### [Exercise aim]
Tally the lines that hold the word "this" and reply with that figure only.

[start]

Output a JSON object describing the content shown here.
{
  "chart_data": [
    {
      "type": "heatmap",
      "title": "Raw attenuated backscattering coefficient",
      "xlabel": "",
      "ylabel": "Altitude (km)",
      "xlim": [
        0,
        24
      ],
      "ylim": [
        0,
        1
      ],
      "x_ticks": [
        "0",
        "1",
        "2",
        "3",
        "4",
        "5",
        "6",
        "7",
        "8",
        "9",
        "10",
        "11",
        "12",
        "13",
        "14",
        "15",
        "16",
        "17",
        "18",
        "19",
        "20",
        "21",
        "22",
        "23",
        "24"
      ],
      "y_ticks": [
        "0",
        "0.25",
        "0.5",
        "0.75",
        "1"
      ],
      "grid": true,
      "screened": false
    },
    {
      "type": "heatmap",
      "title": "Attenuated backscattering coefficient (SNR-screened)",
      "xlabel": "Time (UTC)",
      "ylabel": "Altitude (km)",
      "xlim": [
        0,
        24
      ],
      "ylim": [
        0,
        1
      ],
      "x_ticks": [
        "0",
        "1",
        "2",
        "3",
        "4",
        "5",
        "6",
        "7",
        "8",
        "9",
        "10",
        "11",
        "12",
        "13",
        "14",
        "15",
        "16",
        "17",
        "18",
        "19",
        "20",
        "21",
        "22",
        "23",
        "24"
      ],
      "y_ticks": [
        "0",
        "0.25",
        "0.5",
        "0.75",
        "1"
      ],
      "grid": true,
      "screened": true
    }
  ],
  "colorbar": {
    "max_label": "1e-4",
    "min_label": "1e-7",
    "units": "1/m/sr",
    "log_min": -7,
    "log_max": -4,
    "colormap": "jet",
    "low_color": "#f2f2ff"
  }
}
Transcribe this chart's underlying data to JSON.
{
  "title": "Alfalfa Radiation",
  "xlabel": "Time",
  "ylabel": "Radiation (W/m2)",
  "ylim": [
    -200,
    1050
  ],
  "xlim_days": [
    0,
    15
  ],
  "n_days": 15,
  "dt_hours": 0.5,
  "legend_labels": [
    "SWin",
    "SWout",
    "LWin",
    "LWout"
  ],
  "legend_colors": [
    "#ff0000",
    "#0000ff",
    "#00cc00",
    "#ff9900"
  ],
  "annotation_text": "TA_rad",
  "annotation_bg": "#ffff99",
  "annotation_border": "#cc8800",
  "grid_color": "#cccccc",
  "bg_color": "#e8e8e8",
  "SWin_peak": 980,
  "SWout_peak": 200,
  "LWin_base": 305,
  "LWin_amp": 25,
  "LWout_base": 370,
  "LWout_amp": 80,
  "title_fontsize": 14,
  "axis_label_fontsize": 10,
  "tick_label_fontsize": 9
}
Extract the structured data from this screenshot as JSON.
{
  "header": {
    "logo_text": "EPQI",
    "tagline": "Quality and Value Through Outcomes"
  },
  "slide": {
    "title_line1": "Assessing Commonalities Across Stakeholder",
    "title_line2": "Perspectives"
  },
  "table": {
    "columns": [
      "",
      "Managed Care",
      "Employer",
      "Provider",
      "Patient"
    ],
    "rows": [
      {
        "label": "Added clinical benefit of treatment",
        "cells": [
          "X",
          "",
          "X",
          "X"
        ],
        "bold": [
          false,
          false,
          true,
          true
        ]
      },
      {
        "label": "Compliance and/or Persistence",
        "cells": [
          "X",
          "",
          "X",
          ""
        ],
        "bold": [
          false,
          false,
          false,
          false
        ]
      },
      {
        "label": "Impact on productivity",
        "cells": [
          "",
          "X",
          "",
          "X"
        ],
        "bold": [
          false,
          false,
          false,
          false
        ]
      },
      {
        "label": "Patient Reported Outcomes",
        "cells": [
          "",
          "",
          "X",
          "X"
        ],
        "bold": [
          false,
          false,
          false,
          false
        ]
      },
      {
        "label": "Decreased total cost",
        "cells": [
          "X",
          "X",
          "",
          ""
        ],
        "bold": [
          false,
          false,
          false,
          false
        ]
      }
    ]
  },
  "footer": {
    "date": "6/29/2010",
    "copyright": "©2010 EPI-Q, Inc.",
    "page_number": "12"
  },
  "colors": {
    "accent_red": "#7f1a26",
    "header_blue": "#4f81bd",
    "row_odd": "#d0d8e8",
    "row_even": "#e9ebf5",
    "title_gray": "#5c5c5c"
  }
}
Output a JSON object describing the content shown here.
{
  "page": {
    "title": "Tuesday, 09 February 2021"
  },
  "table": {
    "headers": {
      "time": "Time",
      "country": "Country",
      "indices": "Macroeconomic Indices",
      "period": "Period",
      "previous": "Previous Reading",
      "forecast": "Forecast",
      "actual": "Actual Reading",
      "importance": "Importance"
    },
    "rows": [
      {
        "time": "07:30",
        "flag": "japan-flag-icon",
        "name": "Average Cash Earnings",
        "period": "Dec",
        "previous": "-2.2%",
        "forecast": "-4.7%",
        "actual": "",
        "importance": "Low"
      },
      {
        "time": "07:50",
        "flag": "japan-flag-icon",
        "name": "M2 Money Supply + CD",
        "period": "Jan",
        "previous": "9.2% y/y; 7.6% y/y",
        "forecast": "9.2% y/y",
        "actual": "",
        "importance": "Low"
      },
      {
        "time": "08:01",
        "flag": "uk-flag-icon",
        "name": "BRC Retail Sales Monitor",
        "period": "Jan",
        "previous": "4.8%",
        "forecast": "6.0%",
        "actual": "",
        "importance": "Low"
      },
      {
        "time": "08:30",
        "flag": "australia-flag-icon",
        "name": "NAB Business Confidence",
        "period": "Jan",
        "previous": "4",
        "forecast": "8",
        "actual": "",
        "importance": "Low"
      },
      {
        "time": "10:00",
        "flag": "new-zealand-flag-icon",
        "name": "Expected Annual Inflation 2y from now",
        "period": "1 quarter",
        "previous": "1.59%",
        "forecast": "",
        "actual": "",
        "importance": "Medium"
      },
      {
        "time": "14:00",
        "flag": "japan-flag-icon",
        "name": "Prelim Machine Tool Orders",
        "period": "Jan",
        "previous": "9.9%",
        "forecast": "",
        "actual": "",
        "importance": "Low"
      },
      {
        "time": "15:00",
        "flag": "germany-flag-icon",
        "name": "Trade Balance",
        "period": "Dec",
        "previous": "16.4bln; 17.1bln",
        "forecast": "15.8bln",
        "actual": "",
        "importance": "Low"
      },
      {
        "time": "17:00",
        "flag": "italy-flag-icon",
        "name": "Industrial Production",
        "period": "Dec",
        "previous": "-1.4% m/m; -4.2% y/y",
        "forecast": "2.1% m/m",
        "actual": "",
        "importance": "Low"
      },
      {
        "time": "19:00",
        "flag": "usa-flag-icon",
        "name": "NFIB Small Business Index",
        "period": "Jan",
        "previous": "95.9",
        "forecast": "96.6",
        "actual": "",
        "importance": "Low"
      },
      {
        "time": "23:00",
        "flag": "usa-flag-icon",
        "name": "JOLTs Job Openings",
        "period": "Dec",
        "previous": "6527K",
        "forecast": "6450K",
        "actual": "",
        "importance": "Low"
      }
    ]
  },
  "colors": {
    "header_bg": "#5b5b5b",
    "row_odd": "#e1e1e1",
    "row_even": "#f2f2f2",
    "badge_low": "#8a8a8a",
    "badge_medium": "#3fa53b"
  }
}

[end]

### [Exercise result]
2